Records for the task:
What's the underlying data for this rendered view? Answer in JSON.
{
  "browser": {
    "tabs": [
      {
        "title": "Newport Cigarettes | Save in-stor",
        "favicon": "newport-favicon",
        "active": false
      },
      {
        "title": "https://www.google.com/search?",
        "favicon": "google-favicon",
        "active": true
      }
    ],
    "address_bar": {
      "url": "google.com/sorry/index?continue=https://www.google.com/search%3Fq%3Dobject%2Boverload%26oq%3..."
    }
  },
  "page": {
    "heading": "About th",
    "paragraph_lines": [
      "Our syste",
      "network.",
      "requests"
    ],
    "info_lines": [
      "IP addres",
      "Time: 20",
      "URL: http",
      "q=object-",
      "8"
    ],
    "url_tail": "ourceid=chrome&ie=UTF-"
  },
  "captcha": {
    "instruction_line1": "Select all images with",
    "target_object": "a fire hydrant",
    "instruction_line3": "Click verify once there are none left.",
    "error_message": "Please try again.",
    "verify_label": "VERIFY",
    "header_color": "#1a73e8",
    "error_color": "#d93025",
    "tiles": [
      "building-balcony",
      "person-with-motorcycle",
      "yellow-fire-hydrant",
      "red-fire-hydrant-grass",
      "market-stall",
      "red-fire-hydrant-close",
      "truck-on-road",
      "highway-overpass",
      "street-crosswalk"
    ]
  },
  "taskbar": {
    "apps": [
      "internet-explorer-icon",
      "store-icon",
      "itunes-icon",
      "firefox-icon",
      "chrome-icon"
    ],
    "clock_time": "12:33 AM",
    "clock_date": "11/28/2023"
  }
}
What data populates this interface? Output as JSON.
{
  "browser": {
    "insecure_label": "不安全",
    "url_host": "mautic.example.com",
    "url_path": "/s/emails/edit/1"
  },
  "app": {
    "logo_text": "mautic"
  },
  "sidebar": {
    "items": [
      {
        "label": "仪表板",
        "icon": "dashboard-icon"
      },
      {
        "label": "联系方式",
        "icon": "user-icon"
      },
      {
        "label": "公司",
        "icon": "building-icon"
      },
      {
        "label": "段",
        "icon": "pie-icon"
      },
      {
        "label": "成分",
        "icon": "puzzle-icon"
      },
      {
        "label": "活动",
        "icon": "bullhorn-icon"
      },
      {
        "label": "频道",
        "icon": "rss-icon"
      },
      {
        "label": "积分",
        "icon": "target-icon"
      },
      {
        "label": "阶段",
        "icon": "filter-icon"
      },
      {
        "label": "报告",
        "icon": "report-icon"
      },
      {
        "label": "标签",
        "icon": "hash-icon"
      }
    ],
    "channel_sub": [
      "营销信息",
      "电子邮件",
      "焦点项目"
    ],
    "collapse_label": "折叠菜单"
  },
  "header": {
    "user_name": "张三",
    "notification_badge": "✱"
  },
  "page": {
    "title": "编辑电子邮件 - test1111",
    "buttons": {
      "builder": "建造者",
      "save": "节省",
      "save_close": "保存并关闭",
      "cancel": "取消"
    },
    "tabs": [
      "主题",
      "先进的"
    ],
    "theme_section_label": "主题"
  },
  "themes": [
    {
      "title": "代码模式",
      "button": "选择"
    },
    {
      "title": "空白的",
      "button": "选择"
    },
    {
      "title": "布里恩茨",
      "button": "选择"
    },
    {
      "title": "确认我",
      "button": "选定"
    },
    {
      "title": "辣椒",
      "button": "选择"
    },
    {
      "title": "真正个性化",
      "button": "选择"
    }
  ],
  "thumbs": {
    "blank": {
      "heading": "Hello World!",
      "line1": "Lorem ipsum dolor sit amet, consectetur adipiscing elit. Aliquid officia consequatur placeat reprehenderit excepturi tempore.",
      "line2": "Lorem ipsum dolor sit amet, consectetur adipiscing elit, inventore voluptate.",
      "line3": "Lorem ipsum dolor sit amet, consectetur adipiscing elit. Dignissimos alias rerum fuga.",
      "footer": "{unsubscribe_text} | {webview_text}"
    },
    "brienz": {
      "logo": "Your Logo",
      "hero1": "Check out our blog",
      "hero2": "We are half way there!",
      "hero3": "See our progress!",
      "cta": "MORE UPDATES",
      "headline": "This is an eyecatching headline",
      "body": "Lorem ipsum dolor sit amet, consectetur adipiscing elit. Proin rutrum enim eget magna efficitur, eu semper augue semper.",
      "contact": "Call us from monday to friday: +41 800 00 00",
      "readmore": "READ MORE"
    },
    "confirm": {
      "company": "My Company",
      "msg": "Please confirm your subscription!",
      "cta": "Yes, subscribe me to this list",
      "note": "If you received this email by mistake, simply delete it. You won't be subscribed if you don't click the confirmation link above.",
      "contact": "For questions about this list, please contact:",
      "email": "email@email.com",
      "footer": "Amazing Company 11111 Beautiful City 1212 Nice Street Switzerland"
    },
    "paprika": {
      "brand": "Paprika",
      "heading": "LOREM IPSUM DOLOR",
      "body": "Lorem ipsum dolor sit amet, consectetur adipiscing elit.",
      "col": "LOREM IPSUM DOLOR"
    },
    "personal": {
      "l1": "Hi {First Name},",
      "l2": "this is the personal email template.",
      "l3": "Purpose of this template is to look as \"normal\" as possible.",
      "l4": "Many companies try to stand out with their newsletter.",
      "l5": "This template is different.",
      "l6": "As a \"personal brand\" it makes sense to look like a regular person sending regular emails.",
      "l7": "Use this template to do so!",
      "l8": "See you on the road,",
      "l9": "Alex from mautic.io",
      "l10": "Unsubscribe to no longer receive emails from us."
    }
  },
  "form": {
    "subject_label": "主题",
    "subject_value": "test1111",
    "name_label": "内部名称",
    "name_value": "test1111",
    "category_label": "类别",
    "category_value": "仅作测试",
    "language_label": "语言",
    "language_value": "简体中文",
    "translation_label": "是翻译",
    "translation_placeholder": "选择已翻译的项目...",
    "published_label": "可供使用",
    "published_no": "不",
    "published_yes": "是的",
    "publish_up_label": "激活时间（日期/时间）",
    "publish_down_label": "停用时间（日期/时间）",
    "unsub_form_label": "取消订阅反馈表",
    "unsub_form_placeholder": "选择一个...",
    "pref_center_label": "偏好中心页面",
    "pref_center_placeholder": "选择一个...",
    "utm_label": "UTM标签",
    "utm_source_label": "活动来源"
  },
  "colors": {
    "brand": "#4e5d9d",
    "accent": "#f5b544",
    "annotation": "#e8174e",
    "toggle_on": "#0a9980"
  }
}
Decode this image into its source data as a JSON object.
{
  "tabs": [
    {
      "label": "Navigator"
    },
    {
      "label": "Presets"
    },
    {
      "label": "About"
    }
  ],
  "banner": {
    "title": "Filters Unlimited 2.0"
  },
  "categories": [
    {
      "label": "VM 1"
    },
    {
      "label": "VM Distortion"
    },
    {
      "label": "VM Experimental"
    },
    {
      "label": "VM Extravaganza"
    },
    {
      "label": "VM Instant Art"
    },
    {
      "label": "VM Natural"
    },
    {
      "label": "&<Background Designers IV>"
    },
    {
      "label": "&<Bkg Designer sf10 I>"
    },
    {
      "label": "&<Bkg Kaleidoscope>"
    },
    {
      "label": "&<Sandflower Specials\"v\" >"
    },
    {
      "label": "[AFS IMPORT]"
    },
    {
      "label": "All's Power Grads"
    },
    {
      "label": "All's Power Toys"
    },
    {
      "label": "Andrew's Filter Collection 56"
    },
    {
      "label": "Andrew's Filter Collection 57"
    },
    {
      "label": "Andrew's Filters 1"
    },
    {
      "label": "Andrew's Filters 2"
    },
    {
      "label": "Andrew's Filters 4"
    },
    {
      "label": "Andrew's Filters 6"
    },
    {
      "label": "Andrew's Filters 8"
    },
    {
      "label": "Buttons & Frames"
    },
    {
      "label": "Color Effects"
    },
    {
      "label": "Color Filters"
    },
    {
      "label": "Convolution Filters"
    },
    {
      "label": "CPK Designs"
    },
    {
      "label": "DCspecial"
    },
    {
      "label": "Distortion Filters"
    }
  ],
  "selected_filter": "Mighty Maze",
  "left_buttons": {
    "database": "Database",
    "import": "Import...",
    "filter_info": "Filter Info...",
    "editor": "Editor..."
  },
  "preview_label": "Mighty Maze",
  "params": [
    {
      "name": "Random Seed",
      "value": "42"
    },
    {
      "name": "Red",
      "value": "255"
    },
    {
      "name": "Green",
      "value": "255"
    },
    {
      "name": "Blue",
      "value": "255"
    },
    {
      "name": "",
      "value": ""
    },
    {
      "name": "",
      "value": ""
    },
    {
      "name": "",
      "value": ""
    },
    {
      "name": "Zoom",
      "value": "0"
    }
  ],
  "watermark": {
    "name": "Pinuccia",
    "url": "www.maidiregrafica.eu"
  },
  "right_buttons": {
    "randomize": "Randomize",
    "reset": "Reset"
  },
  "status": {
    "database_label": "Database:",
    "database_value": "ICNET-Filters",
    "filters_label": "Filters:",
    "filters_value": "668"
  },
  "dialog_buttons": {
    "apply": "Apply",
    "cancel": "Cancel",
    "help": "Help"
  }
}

Task requirements:
Read through the lines above and collect those that contain the string "brand".

Complete answer:
      "brand": "Paprika",
      "l6": "As a \"personal brand\" it makes sense to look like a regular person sending regular emails.",
    "brand": "#4e5d9d",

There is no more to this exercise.